Give only the number of lines in the records below that contain the word "государственной".

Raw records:
· · · · · · ·

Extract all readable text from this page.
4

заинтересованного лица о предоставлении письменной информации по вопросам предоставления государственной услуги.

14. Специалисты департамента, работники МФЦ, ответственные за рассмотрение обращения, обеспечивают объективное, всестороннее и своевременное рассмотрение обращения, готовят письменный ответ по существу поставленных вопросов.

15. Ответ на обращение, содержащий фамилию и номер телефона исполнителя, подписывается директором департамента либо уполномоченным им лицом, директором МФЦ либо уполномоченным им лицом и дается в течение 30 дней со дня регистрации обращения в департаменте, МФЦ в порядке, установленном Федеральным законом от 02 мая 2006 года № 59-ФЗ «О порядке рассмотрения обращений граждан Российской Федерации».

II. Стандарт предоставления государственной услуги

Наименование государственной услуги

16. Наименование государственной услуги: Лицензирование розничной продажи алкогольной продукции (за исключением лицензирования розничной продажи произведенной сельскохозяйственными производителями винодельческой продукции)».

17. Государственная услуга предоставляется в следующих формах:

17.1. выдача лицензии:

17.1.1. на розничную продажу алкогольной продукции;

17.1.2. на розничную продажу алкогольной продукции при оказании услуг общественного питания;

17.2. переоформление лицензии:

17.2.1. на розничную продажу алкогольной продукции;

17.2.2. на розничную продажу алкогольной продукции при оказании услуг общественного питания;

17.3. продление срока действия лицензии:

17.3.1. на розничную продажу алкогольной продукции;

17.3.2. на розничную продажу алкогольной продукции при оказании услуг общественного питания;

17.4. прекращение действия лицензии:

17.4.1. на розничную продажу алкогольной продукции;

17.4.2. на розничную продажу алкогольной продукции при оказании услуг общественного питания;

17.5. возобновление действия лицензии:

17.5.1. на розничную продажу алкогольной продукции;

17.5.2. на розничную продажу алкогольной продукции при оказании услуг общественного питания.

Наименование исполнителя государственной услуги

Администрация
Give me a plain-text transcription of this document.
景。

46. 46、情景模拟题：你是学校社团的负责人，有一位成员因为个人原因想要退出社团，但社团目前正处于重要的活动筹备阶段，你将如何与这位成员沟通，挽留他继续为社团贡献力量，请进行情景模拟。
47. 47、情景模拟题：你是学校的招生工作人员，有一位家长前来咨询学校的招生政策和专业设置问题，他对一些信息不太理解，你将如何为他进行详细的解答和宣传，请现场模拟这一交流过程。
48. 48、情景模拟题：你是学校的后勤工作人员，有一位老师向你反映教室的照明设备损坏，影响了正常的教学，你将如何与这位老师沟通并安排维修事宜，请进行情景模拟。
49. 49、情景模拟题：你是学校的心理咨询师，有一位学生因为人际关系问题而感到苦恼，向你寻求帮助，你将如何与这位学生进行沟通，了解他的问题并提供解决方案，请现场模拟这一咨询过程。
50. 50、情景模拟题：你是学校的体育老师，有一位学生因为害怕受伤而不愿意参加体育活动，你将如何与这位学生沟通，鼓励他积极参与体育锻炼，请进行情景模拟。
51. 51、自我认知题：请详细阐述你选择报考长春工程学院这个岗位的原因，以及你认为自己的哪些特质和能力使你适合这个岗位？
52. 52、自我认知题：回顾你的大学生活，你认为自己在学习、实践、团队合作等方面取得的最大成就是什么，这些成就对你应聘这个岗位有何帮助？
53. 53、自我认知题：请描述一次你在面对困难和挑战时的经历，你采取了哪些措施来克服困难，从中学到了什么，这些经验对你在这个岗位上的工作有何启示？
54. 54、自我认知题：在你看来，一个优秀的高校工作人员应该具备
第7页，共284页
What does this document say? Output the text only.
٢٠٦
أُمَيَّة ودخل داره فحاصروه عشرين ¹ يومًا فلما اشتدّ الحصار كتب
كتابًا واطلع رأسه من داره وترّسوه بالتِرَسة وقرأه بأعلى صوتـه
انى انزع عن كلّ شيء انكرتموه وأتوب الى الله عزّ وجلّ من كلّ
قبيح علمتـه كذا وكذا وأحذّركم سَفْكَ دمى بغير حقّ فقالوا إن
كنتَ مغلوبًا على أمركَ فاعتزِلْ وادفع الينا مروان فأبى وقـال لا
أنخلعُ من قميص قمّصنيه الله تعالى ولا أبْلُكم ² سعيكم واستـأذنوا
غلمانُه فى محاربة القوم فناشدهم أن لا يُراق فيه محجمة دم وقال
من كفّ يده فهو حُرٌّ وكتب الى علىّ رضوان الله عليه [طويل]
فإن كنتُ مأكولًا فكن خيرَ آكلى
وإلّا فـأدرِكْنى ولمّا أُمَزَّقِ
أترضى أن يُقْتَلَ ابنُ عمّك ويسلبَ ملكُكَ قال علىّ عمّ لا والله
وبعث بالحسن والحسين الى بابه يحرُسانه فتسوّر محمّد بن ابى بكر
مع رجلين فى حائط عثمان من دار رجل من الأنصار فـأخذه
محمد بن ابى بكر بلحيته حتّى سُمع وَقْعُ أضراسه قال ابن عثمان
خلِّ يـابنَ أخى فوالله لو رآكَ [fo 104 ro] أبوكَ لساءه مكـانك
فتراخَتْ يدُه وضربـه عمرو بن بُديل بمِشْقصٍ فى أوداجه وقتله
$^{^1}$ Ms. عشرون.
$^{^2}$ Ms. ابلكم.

· · · · · · ·

CORRECT ANSWER → 5